───── DATA SECTION

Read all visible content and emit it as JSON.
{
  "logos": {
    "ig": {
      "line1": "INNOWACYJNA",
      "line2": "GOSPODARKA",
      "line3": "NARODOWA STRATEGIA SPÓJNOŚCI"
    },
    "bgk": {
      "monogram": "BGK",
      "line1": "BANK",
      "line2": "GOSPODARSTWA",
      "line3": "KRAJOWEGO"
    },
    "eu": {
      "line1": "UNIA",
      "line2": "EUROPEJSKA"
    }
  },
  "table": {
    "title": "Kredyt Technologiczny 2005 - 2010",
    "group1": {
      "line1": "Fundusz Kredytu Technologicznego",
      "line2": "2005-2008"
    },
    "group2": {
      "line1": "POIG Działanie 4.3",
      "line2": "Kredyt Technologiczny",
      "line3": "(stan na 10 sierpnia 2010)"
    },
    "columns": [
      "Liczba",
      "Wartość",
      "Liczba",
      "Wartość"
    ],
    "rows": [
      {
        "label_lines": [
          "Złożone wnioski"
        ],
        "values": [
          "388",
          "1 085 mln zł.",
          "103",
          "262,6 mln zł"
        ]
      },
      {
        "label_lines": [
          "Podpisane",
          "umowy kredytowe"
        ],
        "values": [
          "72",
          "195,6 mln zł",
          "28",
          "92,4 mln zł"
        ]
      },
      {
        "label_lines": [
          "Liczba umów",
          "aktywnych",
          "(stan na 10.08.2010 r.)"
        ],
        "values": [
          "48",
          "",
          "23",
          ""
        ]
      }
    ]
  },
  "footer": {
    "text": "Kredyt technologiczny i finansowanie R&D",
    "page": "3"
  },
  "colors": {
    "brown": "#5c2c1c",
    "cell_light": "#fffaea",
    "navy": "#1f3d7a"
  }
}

──────────

> WHAT IS REQUIRED
Pick out all the lines with the word "stan" in them and copy them.

> RESULT OF THE TASK
      "line3": "(stan na 10 sierpnia 2010)"
          "(stan na 10.08.2010 r.)"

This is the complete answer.